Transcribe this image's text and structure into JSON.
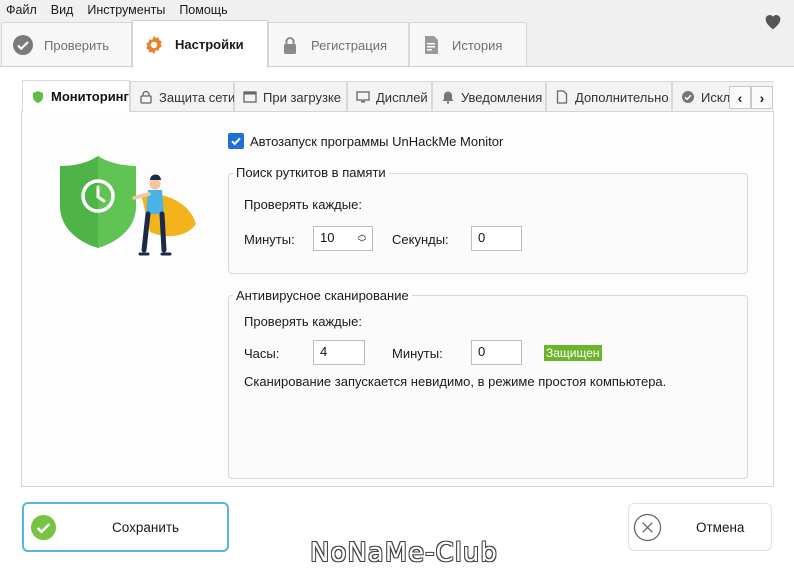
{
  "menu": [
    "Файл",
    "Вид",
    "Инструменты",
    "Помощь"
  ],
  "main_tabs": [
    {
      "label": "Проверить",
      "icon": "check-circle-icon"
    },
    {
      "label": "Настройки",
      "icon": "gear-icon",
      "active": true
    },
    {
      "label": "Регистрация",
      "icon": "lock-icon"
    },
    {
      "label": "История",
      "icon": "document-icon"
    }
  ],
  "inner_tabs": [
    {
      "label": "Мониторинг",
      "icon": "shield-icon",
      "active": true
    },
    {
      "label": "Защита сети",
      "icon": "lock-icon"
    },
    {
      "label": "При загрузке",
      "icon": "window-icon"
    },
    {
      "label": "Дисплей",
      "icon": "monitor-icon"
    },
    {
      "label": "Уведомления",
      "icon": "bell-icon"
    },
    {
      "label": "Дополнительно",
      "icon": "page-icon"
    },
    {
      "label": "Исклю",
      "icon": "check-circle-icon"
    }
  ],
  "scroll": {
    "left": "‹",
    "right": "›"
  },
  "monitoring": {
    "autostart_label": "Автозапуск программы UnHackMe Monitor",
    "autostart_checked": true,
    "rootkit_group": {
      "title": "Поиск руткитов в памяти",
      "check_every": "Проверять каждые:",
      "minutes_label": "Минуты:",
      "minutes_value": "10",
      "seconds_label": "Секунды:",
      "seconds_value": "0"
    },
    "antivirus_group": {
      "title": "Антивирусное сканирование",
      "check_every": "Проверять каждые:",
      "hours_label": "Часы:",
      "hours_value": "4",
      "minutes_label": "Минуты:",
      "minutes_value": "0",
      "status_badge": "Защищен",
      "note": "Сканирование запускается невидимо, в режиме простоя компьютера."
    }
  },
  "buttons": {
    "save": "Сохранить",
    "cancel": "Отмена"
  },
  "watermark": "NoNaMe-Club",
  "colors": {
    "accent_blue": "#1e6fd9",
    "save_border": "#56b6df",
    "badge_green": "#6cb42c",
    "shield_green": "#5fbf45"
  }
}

Task goal —
Return the entries above exactly and in full; do not include images.

Exercise output —
Transcribe this image's text and structure into JSON.
{
  "menu": [
    "Файл",
    "Вид",
    "Инструменты",
    "Помощь"
  ],
  "main_tabs": [
    {
      "label": "Проверить",
      "icon": "check-circle-icon"
    },
    {
      "label": "Настройки",
      "icon": "gear-icon",
      "active": true
    },
    {
      "label": "Регистрация",
      "icon": "lock-icon"
    },
    {
      "label": "История",
      "icon": "document-icon"
    }
  ],
  "inner_tabs": [
    {
      "label": "Мониторинг",
      "icon": "shield-icon",
      "active": true
    },
    {
      "label": "Защита сети",
      "icon": "lock-icon"
    },
    {
      "label": "При загрузке",
      "icon": "window-icon"
    },
    {
      "label": "Дисплей",
      "icon": "monitor-icon"
    },
    {
      "label": "Уведомления",
      "icon": "bell-icon"
    },
    {
      "label": "Дополнительно",
      "icon": "page-icon"
    },
    {
      "label": "Исклю",
      "icon": "check-circle-icon"
    }
  ],
  "scroll": {
    "left": "‹",
    "right": "›"
  },
  "monitoring": {
    "autostart_label": "Автозапуск программы UnHackMe Monitor",
    "autostart_checked": true,
    "rootkit_group": {
      "title": "Поиск руткитов в памяти",
      "check_every": "Проверять каждые:",
      "minutes_label": "Минуты:",
      "minutes_value": "10",
      "seconds_label": "Секунды:",
      "seconds_value": "0"
    },
    "antivirus_group": {
      "title": "Антивирусное сканирование",
      "check_every": "Проверять каждые:",
      "hours_label": "Часы:",
      "hours_value": "4",
      "minutes_label": "Минуты:",
      "minutes_value": "0",
      "status_badge": "Защищен",
      "note": "Сканирование запускается невидимо, в режиме простоя компьютера."
    }
  },
  "buttons": {
    "save": "Сохранить",
    "cancel": "Отмена"
  },
  "watermark": "NoNaMe-Club",
  "colors": {
    "accent_blue": "#1e6fd9",
    "save_border": "#56b6df",
    "badge_green": "#6cb42c",
    "shield_green": "#5fbf45"
  }
}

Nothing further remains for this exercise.